◆ Uji Pemahaman:
1. Sebutkan semua nama wilayah yang muncul dalam kutipan dokumen tentang tradisi tolak bala.
2. Cek tiap pernyataan berikut terhadap kutipan dokumen: (a) "Ta Sena Moras" berarti memagari kampung dari penyakit; (b) barang bekas langsung dibuang ke hutan tanpa dikumpulkan lebih dulu; (c) barang bekas dimasukkan ke dalam bakul atau karung. Jawab ya atau tidak, lalu kutip kata-kata dari kutipan yang menjadi dasarnya.

[Kutipan Dokumen]

Di Kabupaten Malaka, Nusa Tenggara Timur, khususnya Desa Rai Samane, ada tradisi tolak bala yang dilakukan oleh masyarakat. Tradisi ini dengan bahasa setempat disebut "Ta Sena Moras" atau memagari kampung dari penyakit.

Dalam upacara adat itu, masyarakat mengumpulkan semua barang bekas mereka, seperti pakaian, peralatan dapur yang sudah tidak digunakan lagi, dimasukkan ke dalam bakul atau karung-karung, lalu dikumpulkan di suatu tempat sebelum dibuang ke hutan, atau anak sungai yang berada di batas kampung.

[/Kutipan Dokumen]
[Baris Data]

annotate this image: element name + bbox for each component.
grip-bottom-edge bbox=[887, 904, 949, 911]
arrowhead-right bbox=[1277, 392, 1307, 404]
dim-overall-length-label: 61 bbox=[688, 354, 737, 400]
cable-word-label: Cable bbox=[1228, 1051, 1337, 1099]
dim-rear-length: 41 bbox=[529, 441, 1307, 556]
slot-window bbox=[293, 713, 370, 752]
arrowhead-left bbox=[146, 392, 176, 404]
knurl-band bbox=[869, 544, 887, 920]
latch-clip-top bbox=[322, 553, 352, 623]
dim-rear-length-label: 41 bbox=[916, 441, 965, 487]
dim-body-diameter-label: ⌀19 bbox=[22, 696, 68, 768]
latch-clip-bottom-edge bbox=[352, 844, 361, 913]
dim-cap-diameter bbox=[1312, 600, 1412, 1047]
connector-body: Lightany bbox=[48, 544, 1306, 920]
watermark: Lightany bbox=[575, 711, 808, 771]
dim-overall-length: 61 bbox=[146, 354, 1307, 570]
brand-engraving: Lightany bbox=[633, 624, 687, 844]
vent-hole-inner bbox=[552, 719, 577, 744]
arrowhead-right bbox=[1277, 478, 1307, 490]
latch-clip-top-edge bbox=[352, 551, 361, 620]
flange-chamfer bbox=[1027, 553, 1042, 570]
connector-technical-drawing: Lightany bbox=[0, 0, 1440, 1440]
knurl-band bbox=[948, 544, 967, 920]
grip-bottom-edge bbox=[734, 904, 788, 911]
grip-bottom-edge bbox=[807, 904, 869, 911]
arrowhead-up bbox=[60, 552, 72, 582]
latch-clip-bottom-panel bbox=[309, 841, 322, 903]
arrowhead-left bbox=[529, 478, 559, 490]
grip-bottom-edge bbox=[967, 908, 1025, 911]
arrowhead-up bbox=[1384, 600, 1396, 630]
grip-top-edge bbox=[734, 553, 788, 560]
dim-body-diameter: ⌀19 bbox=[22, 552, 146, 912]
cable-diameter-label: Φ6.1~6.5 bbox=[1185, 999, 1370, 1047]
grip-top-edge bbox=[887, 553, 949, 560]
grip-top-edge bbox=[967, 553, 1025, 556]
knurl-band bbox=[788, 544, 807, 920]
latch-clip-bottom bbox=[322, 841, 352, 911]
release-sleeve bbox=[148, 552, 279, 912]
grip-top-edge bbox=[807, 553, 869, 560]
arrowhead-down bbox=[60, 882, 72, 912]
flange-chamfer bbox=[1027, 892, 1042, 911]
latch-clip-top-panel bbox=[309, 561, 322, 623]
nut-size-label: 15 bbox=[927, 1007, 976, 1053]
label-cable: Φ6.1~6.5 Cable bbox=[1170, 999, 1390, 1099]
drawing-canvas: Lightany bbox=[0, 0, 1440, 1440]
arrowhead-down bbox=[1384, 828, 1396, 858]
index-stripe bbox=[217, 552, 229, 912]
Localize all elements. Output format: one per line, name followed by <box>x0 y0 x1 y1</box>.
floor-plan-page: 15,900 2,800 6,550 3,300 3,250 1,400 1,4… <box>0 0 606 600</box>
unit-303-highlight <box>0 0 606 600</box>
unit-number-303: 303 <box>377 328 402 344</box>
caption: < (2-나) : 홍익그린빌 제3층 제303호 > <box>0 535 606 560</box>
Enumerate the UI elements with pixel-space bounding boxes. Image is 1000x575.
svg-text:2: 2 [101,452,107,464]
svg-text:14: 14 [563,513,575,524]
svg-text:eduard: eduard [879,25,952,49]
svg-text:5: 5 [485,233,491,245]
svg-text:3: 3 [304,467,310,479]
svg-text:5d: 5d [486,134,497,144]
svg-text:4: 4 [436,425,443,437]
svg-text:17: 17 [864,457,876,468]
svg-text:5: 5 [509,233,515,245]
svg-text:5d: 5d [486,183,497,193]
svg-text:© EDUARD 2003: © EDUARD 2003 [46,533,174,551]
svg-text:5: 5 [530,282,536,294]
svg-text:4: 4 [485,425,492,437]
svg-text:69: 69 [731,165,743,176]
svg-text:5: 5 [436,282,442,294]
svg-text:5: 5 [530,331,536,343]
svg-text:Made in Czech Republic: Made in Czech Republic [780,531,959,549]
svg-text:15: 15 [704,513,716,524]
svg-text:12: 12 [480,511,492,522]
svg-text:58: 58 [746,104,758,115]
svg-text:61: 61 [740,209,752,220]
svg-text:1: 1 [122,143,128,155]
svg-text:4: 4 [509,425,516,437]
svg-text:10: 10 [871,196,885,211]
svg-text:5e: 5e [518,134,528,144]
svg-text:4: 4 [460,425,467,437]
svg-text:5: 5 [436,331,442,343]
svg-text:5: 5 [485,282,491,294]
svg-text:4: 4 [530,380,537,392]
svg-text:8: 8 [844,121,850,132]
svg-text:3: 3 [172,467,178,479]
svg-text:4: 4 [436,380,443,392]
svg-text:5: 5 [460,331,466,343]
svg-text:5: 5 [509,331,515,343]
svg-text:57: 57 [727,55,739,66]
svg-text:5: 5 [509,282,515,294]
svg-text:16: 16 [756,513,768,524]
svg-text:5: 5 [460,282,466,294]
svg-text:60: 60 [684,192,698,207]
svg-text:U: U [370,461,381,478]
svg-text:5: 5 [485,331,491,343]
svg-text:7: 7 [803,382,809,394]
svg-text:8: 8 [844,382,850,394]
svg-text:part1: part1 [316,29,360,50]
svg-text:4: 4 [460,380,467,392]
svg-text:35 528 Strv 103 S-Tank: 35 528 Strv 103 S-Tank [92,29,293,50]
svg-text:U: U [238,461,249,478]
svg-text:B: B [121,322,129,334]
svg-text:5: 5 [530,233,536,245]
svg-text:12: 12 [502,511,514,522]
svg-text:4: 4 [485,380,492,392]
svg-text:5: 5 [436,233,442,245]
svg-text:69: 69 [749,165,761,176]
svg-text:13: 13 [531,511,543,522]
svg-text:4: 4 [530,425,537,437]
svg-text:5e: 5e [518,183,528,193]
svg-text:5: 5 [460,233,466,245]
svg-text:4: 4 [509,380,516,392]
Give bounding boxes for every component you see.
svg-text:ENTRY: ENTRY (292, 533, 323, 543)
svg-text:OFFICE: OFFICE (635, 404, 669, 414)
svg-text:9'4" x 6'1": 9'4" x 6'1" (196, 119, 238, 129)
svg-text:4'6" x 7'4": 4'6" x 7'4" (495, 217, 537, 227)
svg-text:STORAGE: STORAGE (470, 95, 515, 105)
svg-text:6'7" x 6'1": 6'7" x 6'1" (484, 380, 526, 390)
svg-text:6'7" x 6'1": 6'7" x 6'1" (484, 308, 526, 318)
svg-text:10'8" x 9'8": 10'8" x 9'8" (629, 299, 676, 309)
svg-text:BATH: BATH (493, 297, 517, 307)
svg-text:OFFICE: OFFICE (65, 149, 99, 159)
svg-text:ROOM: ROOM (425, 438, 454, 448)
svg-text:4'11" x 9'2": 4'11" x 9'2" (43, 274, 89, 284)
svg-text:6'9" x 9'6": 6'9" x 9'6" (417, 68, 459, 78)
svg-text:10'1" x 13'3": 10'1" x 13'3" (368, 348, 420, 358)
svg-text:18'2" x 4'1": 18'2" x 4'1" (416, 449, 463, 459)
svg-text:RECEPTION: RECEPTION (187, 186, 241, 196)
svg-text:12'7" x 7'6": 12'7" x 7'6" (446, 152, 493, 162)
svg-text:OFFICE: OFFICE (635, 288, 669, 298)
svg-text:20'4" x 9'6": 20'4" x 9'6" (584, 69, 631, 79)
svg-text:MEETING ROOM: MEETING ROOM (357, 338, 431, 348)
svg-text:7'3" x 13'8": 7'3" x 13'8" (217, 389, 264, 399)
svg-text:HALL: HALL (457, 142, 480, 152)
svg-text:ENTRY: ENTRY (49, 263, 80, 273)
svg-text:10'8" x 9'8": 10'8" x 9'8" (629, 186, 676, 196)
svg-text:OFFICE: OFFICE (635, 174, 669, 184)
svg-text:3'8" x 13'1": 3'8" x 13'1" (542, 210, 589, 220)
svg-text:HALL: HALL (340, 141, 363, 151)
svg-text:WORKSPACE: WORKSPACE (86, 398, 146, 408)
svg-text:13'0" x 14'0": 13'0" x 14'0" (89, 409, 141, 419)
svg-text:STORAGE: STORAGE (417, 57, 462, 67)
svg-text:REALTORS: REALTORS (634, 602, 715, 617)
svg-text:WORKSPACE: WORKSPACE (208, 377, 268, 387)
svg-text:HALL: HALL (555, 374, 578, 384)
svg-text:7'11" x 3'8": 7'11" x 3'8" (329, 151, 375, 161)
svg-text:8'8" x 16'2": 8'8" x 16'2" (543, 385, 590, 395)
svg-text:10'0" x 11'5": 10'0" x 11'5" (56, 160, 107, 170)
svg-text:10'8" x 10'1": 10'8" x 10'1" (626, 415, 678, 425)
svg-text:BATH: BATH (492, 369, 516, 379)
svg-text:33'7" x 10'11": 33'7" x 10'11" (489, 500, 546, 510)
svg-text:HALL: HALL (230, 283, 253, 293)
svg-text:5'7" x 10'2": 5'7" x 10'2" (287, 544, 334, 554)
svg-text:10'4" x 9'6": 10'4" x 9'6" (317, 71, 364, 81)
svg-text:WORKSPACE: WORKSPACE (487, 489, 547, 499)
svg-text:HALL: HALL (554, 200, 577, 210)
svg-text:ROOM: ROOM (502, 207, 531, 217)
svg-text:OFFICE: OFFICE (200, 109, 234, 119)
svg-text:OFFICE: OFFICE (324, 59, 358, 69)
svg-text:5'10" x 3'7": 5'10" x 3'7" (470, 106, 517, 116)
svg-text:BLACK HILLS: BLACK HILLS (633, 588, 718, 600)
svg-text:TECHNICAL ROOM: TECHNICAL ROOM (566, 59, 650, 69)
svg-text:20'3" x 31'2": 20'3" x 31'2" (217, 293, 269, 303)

[/Baris Data]

◆ Jawaban per Tugas:
1. Kabupaten Malaka, Nusa Tenggara Timur, Desa Rai Samane

2.
(a) Ya: "Ta Sena Moras" atau memagari kampung dari penyakit
(b) Tidak: "lalu dikumpulkan di suatu tempat sebelum dibuang ke hutan"
(c) Ya: "dimasukkan ke dalam bakul atau karung-karung"